Task directions: Print the records below exactly as they appear.

Raw records:
BEGIN

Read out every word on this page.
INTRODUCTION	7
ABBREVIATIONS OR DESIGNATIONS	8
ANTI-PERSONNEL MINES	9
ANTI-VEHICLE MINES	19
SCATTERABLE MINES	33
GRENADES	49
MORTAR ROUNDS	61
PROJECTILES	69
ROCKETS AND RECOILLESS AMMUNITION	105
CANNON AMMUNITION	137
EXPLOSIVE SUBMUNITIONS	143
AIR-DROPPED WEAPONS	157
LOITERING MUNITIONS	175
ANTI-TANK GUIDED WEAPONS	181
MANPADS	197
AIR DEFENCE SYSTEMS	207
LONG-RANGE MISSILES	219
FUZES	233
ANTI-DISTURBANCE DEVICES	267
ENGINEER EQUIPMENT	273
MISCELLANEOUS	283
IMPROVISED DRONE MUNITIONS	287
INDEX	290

END

Answer:
Read out every word on this page.
INTRODUCTION	7
ABBREVIATIONS OR DESIGNATIONS	8
ANTI-PERSONNEL MINES	9
ANTI-VEHICLE MINES	19
SCATTERABLE MINES	33
GRENADES	49
MORTAR ROUNDS	61
PROJECTILES	69
ROCKETS AND RECOILLESS AMMUNITION	105
CANNON AMMUNITION	137
EXPLOSIVE SUBMUNITIONS	143
AIR-DROPPED WEAPONS	157
LOITERING MUNITIONS	175
ANTI-TANK GUIDED WEAPONS	181
MANPADS	197
AIR DEFENCE SYSTEMS	207
LONG-RANGE MISSILES	219
FUZES	233
ANTI-DISTURBANCE DEVICES	267
ENGINEER EQUIPMENT	273
MISCELLANEOUS	283
IMPROVISED DRONE MUNITIONS	287
INDEX	290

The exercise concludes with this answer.